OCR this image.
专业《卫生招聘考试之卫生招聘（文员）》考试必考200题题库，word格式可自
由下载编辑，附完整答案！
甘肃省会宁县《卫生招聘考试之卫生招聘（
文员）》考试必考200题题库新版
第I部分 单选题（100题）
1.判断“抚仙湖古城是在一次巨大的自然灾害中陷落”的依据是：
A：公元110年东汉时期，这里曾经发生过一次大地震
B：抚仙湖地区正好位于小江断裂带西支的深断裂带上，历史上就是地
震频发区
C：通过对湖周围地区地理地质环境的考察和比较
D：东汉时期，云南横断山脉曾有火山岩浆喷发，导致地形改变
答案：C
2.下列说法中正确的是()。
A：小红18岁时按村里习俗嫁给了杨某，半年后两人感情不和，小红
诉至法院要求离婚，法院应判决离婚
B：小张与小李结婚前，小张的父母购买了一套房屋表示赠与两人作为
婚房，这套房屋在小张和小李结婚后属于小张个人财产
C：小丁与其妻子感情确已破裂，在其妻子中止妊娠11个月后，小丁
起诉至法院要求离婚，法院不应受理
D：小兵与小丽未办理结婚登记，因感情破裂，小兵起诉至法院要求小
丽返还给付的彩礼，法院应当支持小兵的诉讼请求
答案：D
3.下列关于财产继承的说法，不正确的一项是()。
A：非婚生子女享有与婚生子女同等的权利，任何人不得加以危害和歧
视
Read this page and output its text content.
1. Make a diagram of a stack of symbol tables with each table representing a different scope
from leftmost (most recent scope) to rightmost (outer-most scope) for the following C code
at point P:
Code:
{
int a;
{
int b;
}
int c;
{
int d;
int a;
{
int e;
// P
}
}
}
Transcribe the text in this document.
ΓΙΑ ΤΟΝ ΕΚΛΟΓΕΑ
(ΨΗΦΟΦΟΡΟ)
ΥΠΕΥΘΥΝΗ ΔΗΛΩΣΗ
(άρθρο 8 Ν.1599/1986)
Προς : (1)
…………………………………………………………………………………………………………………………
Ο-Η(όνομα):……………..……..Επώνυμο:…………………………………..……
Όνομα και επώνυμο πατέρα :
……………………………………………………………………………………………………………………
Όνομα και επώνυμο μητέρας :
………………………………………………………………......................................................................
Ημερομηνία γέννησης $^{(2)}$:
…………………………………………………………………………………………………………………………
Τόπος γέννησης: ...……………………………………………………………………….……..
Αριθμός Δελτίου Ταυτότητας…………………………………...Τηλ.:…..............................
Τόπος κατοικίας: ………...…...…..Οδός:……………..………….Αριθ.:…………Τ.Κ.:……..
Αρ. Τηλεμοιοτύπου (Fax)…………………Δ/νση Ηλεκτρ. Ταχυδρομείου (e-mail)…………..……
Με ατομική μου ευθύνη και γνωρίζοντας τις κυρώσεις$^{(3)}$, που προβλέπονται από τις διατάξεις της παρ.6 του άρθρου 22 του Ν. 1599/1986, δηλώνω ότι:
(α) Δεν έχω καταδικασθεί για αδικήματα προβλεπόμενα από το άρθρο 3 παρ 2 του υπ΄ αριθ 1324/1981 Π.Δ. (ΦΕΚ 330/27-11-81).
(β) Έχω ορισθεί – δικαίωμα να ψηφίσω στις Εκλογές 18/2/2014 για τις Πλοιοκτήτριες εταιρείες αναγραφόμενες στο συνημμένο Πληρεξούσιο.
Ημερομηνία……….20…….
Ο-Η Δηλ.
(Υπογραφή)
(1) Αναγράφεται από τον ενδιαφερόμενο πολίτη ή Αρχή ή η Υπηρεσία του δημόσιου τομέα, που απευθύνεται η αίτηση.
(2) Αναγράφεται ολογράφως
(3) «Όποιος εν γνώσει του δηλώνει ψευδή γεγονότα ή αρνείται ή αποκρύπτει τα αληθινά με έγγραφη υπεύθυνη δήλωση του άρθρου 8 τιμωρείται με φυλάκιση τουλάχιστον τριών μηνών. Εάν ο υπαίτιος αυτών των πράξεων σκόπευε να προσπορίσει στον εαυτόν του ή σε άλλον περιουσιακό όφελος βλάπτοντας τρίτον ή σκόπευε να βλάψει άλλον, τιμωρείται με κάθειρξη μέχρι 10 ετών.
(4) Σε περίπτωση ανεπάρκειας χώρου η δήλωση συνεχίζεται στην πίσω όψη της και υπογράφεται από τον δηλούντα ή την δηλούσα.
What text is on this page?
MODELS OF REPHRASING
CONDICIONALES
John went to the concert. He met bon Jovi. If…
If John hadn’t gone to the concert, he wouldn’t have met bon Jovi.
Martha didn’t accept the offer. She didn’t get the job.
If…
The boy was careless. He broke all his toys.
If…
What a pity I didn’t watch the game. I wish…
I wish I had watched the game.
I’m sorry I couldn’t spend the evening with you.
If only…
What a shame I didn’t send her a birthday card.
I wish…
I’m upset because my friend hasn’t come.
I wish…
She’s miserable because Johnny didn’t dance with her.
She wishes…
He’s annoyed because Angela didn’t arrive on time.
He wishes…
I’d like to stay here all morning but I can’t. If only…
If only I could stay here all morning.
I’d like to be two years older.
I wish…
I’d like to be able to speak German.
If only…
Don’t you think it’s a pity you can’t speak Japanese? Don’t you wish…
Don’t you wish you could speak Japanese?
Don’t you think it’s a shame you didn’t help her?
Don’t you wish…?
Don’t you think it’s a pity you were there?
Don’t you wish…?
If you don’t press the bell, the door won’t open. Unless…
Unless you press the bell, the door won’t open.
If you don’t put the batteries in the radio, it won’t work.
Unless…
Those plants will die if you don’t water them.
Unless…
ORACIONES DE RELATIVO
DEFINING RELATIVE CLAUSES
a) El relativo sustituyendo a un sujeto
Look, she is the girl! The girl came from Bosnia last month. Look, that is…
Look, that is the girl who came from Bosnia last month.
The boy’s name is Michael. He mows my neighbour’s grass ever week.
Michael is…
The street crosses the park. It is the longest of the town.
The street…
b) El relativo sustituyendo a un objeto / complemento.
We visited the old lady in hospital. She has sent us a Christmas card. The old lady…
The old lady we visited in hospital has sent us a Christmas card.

__Instructions to follow__
Count every line in the data where the string "Ημερομηνία" occurs. Give nothing except the number.

__Exercise answer__
2